[Extracted data entries]
===

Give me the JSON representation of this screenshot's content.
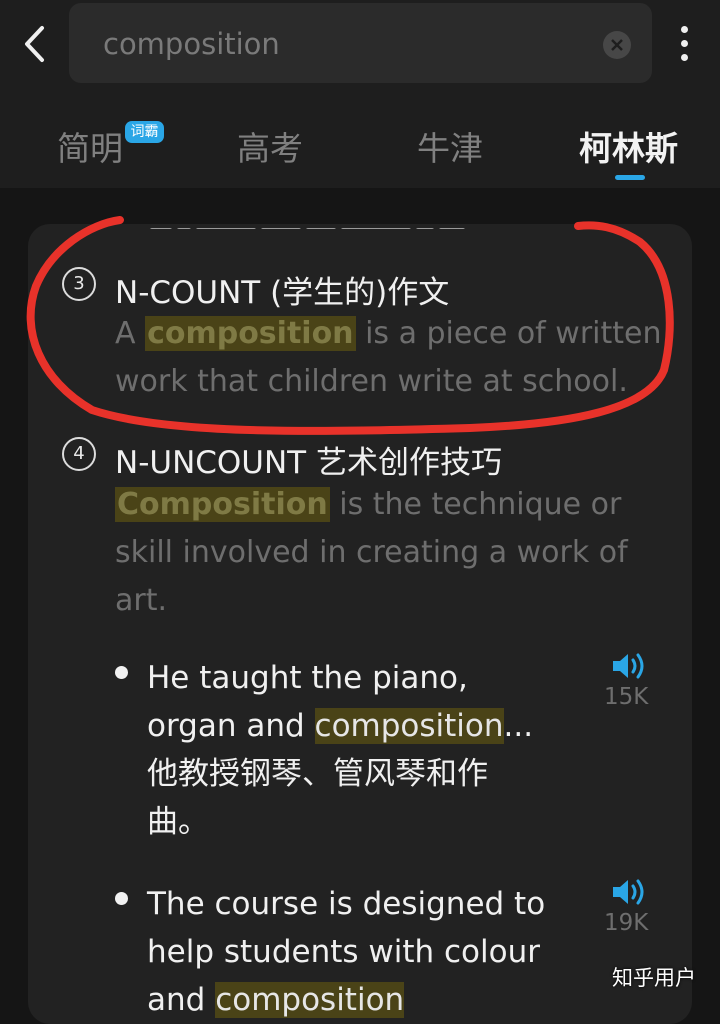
{
  "search": {
    "value": "composition"
  },
  "tabs": [
    {
      "label": "简明",
      "badge": "词霸"
    },
    {
      "label": "高考"
    },
    {
      "label": "牛津"
    },
    {
      "label": "柯林斯",
      "active": true
    }
  ],
  "senses": [
    {
      "number": "3",
      "heading": "N-COUNT (学生的)作文",
      "def_before": "A ",
      "def_highlight": "composition",
      "def_after": " is a piece of written work that children write at school."
    },
    {
      "number": "4",
      "heading": "N-UNCOUNT 艺术创作技巧",
      "def_highlight": "Composition",
      "def_after": " is the technique or skill involved in creating a work of art."
    }
  ],
  "examples": [
    {
      "en_before": "He taught the piano, organ and ",
      "en_highlight": "composition",
      "en_after": "...",
      "zh": "他教授钢琴、管风琴和作曲。",
      "count": "15K"
    },
    {
      "en_before": "The course is designed to help students with colour and ",
      "en_highlight": "composition",
      "en_after": "",
      "count": "19K"
    }
  ],
  "watermark": "知乎用户",
  "colors": {
    "accent": "#2aa6e6",
    "highlight_bg": "#4a4317",
    "annotation": "#e8322a"
  },
  "icons": [
    "back-arrow-icon",
    "clear-icon",
    "more-vertical-icon",
    "speaker-icon"
  ]
}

===

Task goal:
Write out the entries again, exactly as given, skipping any images.

Written reply:
Give me the JSON representation of this screenshot's content.
{
  "search": {
    "value": "composition"
  },
  "tabs": [
    {
      "label": "简明",
      "badge": "词霸"
    },
    {
      "label": "高考"
    },
    {
      "label": "牛津"
    },
    {
      "label": "柯林斯",
      "active": true
    }
  ],
  "senses": [
    {
      "number": "3",
      "heading": "N-COUNT (学生的)作文",
      "def_before": "A ",
      "def_highlight": "composition",
      "def_after": " is a piece of written work that children write at school."
    },
    {
      "number": "4",
      "heading": "N-UNCOUNT 艺术创作技巧",
      "def_highlight": "Composition",
      "def_after": " is the technique or skill involved in creating a work of art."
    }
  ],
  "examples": [
    {
      "en_before": "He taught the piano, organ and ",
      "en_highlight": "composition",
      "en_after": "...",
      "zh": "他教授钢琴、管风琴和作曲。",
      "count": "15K"
    },
    {
      "en_before": "The course is designed to help students with colour and ",
      "en_highlight": "composition",
      "en_after": "",
      "count": "19K"
    }
  ],
  "watermark": "知乎用户",
  "colors": {
    "accent": "#2aa6e6",
    "highlight_bg": "#4a4317",
    "annotation": "#e8322a"
  },
  "icons": [
    "back-arrow-icon",
    "clear-icon",
    "more-vertical-icon",
    "speaker-icon"
  ]
}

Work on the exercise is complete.